Entries taken from a collection:
———

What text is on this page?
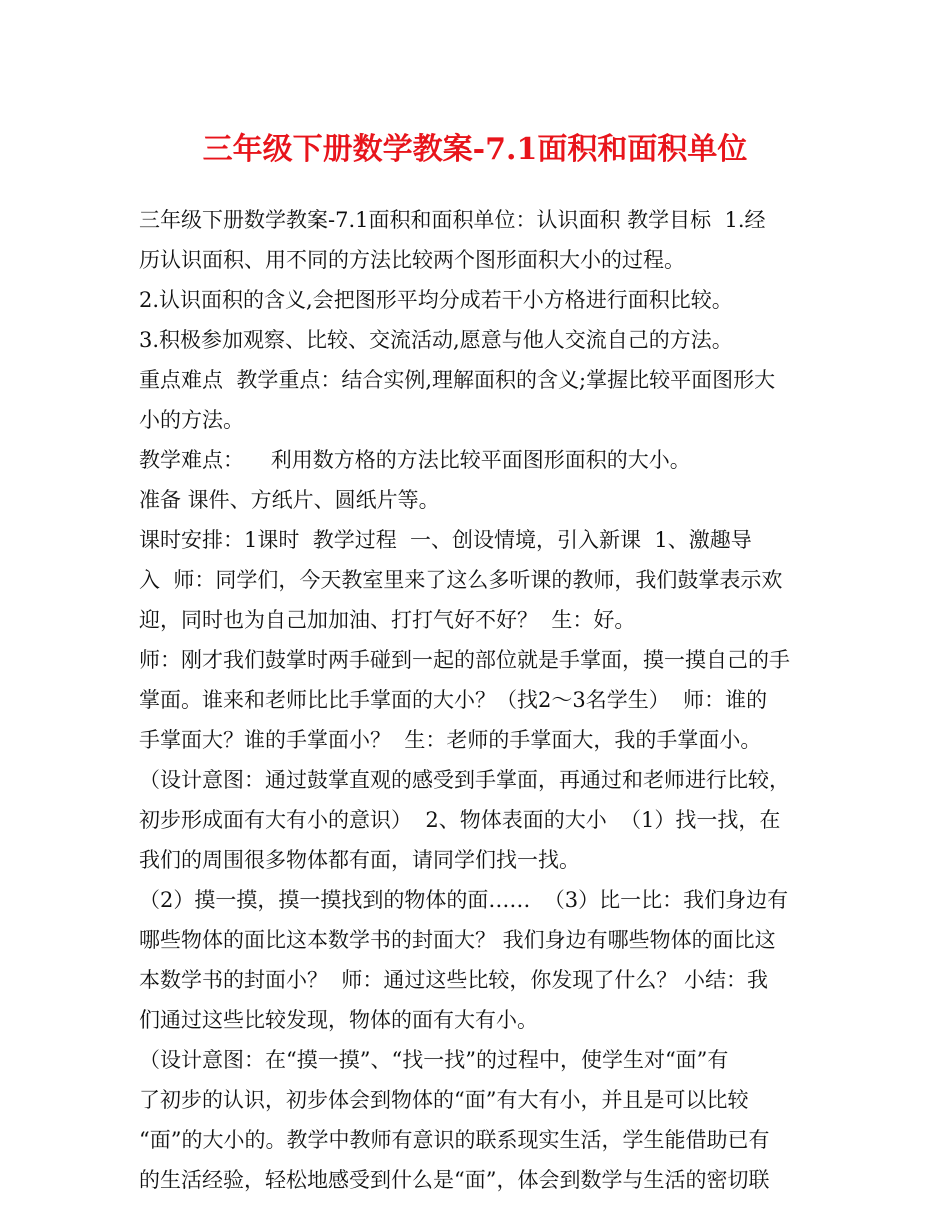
三年级下册数学教案-7.1面积和面积单位
三年级下册数学教案-7.1面积和面积单位：认识面积 教学目标  1.经
历认识面积、用不同的方法比较两个图形面积大小的过程。
2.认识面积的含义,会把图形平均分成若干小方格进行面积比较。
3.积极参加观察、比较、交流活动,愿意与他人交流自己的方法。
重点难点  教学重点：结合实例,理解面积的含义;掌握比较平面图形大
小的方法。
教学难点：    利用数方格的方法比较平面图形面积的大小。
准备 课件、方纸片、圆纸片等。
课时安排：1课时  教学过程  一、创设情境，引入新课  1、激趣导
入  师：同学们，今天教室里来了这么多听课的教师，我们鼓掌表示欢
迎，同时也为自己加加油、打打气好不好？  生：好。
师：刚才我们鼓掌时两手碰到一起的部位就是手掌面，摸一摸自己的手
掌面。谁来和老师比比手掌面的大小？（找2～3名学生）  师：谁的
手掌面大？谁的手掌面小？  生：老师的手掌面大，我的手掌面小。
（设计意图：通过鼓掌直观的感受到手掌面，再通过和老师进行比较，
初步形成面有大有小的意识）  2、物体表面的大小  （1）找一找，在
我们的周围很多物体都有面，请同学们找一找。
（2）摸一摸，摸一摸找到的物体的面……  （3）比一比：我们身边有
哪些物体的面比这本数学书的封面大？ 我们身边有哪些物体的面比这
本数学书的封面小？  师：通过这些比较，你发现了什么？ 小结：我
们通过这些比较发现，物体的面有大有小。
（设计意图：在“摸一摸”、“找一找”的过程中，使学生对“面”有
了初步的认识，初步体会到物体的“面”有大有小，并且是可以比较
“面”的大小的。教学中教师有意识的联系现实生活，学生能借助已有
的生活经验，轻松地感受到什么是“面”，体会到数学与生活的密切联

———

[What the exercise asks]
Report all lines of the material that contain the word "设计意图".

[Reply]
（设计意图：通过鼓掌直观的感受到手掌面，再通过和老师进行比较，
（设计意图：在“摸一摸”、“找一找”的过程中，使学生对“面”有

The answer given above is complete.